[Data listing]
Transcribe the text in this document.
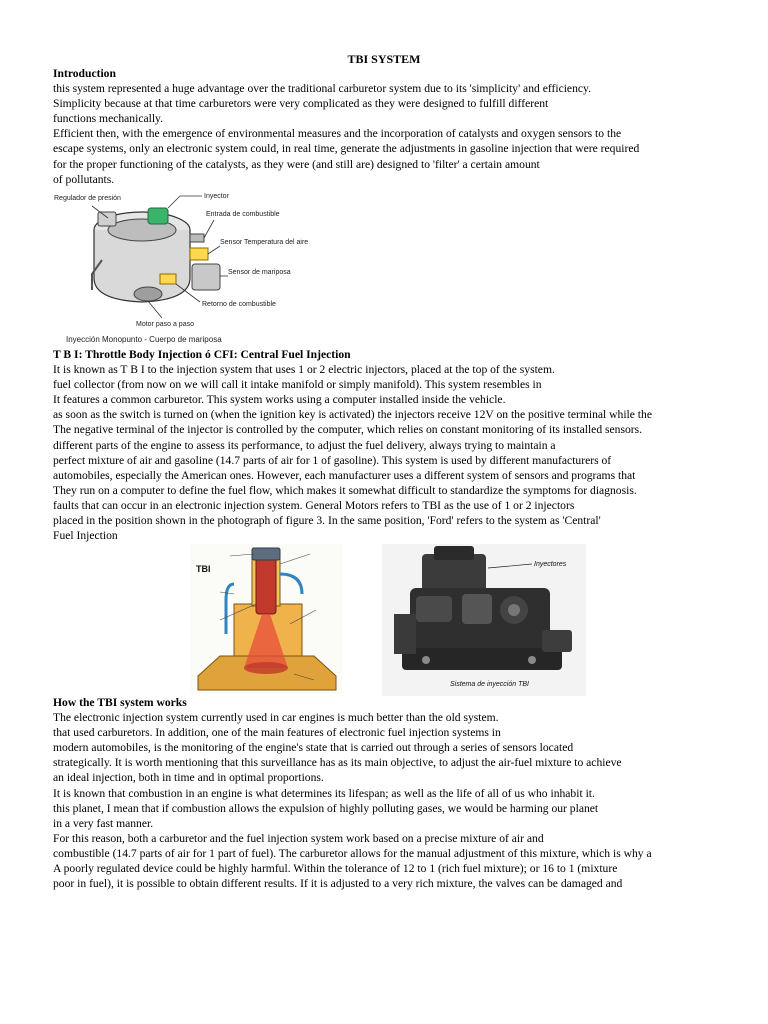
TBI SYSTEM

Introduction

this system represented a huge advantage over the traditional carburetor system due to its 'simplicity' and efficiency.

Simplicity because at that time carburetors were very complicated as they were designed to fulfill different

functions mechanically.

Efficient then, with the emergence of environmental measures and the incorporation of catalysts and oxygen sensors to the

escape systems, only an electronic system could, in real time, generate the adjustments in gasoline injection that were required

for the proper functioning of the catalysts, as they were (and still are) designed to 'filter' a certain amount

of pollutants.

Regulador de presión	Inyector
Entrada de combustible
Sensor Temperatura del aire
Sensor de mariposa
Retorno de combustible
Motor paso a paso
Inyección Monopunto - Cuerpo de mariposa

T B I: Throttle Body Injection ó CFI: Central Fuel Injection

It is known as T B I to the injection system that uses 1 or 2 electric injectors, placed at the top of the system.

fuel collector (from now on we will call it intake manifold or simply manifold). This system resembles in

It features a common carburetor. This system works using a computer installed inside the vehicle.

as soon as the switch is turned on (when the ignition key is activated) the injectors receive 12V on the positive terminal while the

The negative terminal of the injector is controlled by the computer, which relies on constant monitoring of its installed sensors.

different parts of the engine to assess its performance, to adjust the fuel delivery, always trying to maintain a

perfect mixture of air and gasoline (14.7 parts of air for 1 of gasoline). This system is used by different manufacturers of

automobiles, especially the American ones. However, each manufacturer uses a different system of sensors and programs that

They run on a computer to define the fuel flow, which makes it somewhat difficult to standardize the symptoms for diagnosis.

faults that can occur in an electronic injection system. General Motors refers to TBI as the use of 1 or 2 injectors

placed in the position shown in the photograph of figure 3. In the same position, 'Ford' refers to the system as 'Central'

Fuel Injection

TBI	Inyectores
Sistema de inyección TBI

How the TBI system works

The electronic injection system currently used in car engines is much better than the old system.

that used carburetors. In addition, one of the main features of electronic fuel injection systems in

modern automobiles, is the monitoring of the engine's state that is carried out through a series of sensors located

strategically. It is worth mentioning that this surveillance has as its main objective, to adjust the air-fuel mixture to achieve

an ideal injection, both in time and in optimal proportions.

It is known that combustion in an engine is what determines its lifespan; as well as the life of all of us who inhabit it.

this planet, I mean that if combustion allows the expulsion of highly polluting gases, we would be harming our planet

in a very fast manner.

For this reason, both a carburetor and the fuel injection system work based on a precise mixture of air and

combustible (14.7 parts of air for 1 part of fuel). The carburetor allows for the manual adjustment of this mixture, which is why a

A poorly regulated device could be highly harmful. Within the tolerance of 12 to 1 (rich fuel mixture); or 16 to 1 (mixture

poor in fuel), it is possible to obtain different results. If it is adjusted to a very rich mixture, the valves can be damaged and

▶ _DO THIS_: Filter the entries above down to the lines containing the word "rich".

▶ _SOLUTION_:
A poorly regulated device could be highly harmful. Within the tolerance of 12 to 1 (rich fuel mixture); or 16 to 1 (mixture
poor in fuel), it is possible to obtain different results. If it is adjusted to a very rich mixture, the valves can be damaged and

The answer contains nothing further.